### Your objective:
Track down every line below that holds "text" and copy it.

Saved entries:
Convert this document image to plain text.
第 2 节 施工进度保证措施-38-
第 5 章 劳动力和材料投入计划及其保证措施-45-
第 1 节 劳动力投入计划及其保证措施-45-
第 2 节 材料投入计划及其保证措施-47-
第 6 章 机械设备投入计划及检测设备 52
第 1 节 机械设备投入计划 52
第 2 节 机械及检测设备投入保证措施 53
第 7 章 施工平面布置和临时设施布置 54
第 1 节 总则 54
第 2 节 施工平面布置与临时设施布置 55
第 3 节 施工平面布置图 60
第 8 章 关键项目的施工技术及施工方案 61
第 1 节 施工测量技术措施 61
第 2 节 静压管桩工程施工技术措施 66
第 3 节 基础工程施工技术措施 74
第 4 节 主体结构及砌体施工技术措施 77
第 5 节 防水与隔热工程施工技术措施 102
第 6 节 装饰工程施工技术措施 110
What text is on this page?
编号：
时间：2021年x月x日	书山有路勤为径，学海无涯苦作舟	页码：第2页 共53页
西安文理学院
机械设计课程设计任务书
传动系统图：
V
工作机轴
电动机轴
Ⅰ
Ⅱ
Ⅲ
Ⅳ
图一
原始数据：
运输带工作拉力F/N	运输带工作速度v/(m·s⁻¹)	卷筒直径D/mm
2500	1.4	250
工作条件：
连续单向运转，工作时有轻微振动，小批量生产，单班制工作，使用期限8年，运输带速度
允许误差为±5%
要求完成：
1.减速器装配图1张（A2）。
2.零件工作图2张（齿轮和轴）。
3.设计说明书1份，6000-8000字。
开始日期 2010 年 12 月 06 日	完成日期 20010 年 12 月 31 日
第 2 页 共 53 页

### Solved exercise:
Convert this document image to plain text.
What text is on this page?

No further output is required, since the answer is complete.